§ WHAT YOU ARE ASKED TO DO
Read the lines that follow and tally those with the word "this"; give the number and nothing else.

Data entries for graphics:
• • • •
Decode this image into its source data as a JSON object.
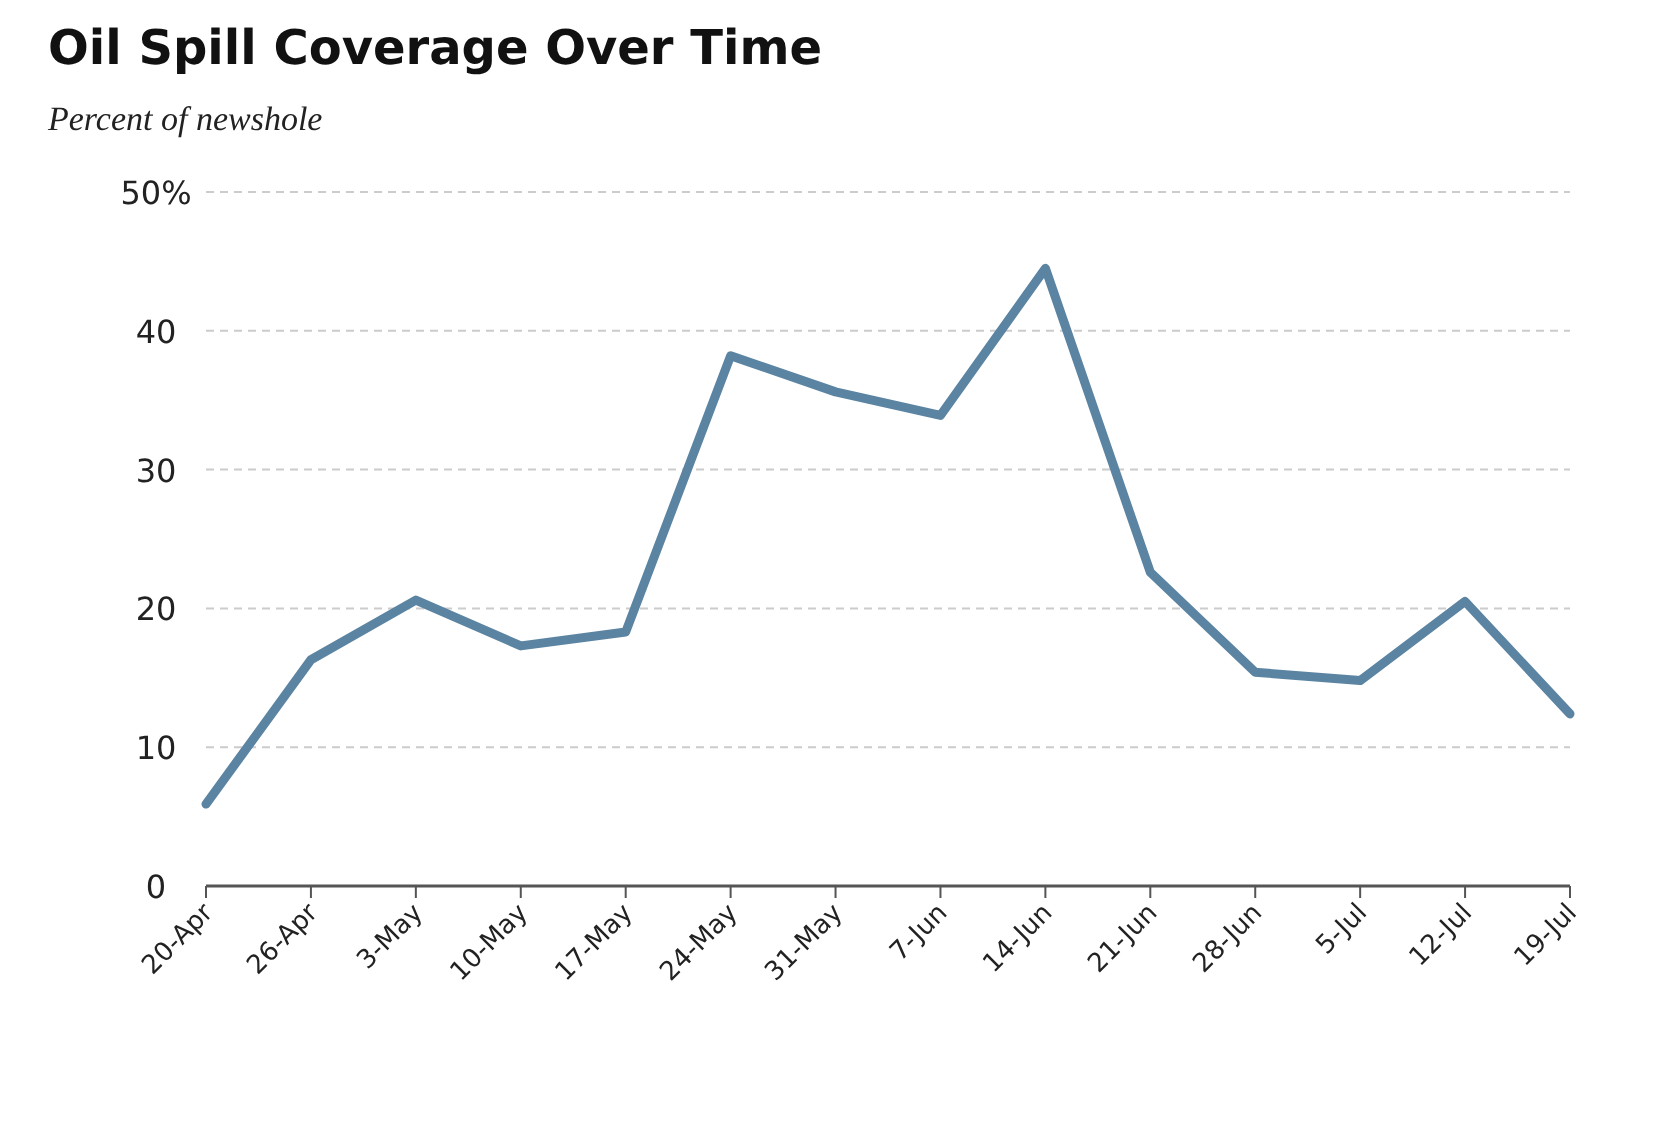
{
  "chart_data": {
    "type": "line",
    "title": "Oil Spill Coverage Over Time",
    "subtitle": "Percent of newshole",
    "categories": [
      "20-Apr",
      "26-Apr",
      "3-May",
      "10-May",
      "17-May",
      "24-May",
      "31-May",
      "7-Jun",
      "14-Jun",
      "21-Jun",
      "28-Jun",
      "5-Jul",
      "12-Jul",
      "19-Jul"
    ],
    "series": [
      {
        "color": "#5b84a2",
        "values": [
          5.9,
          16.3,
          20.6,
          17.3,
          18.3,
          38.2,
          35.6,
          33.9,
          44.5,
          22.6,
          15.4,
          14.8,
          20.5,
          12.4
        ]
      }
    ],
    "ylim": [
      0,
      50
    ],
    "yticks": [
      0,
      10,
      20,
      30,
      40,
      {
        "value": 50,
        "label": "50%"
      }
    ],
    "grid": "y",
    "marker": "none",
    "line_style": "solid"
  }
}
• • • •
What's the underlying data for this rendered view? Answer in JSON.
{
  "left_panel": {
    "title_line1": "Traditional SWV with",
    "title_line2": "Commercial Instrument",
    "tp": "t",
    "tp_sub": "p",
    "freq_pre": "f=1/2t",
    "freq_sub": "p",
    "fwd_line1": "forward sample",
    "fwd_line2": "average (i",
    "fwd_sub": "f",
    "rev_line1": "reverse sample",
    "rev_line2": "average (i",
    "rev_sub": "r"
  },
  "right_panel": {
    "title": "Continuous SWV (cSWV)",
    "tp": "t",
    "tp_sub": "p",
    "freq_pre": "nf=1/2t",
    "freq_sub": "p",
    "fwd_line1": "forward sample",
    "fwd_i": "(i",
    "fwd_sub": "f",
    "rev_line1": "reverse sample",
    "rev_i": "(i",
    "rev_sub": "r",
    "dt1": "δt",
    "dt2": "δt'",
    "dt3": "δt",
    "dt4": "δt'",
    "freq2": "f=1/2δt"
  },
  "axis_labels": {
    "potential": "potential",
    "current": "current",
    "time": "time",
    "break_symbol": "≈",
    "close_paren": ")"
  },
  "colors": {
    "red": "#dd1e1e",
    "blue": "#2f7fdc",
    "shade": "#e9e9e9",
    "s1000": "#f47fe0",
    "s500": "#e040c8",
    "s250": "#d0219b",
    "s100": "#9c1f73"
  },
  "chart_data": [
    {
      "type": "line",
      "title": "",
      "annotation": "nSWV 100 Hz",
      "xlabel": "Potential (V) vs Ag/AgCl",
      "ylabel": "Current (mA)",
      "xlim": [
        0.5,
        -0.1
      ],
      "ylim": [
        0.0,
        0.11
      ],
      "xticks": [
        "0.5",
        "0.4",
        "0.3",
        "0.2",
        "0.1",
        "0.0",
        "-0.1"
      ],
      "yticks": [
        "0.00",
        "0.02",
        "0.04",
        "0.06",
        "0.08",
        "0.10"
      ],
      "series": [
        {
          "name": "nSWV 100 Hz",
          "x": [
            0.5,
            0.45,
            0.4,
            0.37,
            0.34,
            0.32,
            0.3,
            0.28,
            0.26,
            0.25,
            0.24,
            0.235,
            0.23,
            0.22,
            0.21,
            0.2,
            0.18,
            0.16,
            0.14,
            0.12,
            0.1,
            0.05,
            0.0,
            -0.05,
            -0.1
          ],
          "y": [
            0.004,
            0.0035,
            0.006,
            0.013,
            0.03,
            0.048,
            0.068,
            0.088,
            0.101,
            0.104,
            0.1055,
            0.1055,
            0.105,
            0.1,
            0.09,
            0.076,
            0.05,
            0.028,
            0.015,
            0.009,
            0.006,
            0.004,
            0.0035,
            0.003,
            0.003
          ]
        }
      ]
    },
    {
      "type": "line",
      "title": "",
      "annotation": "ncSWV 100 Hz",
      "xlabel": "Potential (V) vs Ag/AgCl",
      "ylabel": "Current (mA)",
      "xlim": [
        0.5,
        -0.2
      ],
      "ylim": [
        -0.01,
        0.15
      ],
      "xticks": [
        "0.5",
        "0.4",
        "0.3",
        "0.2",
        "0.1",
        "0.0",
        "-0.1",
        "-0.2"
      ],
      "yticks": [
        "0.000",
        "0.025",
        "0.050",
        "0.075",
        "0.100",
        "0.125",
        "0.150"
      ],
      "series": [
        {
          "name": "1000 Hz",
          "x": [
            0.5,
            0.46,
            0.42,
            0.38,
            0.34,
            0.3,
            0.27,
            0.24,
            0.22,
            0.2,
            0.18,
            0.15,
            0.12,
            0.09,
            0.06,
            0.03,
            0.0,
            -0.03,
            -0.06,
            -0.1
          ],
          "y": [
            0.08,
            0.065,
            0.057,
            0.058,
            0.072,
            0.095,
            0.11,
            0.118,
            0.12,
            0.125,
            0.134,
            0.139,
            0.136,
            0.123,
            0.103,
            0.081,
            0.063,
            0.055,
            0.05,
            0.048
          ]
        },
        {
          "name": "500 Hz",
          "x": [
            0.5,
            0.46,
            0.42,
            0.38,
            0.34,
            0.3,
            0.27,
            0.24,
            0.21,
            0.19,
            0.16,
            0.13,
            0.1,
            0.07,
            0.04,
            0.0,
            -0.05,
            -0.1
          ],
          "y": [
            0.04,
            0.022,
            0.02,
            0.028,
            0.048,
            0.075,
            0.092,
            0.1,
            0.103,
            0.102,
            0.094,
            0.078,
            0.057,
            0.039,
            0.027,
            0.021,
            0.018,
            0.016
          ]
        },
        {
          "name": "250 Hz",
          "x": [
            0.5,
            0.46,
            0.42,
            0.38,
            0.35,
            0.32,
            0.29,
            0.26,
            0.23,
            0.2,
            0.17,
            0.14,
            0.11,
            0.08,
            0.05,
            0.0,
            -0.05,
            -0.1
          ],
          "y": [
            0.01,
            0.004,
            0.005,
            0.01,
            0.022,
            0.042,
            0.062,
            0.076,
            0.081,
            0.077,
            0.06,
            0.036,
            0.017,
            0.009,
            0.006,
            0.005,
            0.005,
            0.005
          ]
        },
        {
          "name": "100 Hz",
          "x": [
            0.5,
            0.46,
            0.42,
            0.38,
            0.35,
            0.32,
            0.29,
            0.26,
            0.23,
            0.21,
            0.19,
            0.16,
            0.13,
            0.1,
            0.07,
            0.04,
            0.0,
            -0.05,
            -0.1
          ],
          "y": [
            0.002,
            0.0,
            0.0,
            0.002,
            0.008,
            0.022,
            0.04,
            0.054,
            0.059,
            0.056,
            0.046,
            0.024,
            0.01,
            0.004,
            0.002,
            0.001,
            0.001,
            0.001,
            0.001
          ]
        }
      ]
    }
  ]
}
• • • •
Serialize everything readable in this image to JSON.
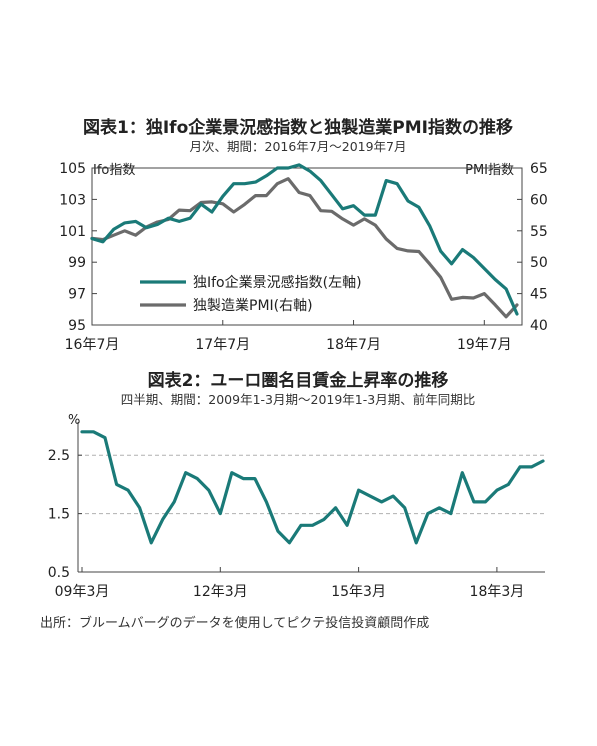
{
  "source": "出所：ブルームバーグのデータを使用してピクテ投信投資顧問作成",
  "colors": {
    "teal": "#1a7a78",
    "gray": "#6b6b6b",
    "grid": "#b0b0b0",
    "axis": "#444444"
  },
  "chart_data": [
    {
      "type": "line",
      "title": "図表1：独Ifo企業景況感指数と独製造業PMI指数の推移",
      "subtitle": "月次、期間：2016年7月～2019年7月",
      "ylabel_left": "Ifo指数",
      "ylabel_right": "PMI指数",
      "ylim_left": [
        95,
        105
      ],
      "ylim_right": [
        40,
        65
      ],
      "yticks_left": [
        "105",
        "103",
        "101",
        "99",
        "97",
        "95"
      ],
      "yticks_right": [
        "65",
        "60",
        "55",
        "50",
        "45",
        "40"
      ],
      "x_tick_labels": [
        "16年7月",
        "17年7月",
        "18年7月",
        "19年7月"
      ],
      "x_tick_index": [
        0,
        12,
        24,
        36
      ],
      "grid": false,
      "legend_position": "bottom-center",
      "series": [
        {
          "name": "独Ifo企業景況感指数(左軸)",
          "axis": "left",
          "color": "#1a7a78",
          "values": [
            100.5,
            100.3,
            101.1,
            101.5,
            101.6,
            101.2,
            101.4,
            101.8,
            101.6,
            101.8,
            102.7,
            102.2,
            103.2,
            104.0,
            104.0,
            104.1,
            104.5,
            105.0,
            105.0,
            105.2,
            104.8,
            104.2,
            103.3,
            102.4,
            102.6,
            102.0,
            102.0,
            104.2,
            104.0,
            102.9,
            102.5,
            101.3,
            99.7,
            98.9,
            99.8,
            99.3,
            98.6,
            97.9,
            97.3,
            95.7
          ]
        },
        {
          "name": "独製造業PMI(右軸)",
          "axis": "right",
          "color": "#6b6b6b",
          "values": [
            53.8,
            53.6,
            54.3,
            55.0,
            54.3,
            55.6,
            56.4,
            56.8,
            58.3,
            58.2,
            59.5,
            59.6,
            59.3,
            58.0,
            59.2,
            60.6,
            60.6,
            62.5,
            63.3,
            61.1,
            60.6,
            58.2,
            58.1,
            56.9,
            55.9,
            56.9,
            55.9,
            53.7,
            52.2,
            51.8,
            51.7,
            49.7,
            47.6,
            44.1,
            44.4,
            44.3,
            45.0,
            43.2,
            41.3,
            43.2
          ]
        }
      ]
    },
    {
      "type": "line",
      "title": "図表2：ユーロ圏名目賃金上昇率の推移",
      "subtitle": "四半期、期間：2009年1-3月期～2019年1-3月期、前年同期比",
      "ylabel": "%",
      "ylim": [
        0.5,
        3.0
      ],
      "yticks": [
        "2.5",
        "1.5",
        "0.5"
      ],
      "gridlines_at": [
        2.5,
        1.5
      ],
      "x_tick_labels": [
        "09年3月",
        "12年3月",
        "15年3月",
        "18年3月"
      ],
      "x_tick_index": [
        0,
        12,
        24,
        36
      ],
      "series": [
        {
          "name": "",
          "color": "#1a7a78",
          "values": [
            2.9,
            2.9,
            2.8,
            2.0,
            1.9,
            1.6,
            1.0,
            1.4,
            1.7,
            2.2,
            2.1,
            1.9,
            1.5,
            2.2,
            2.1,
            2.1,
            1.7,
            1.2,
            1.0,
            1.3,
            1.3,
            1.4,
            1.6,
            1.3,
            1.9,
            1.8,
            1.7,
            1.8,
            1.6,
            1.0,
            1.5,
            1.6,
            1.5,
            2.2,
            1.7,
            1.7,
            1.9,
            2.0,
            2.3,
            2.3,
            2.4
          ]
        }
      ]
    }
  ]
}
• • • •
§ EXPECTED ANSWER
3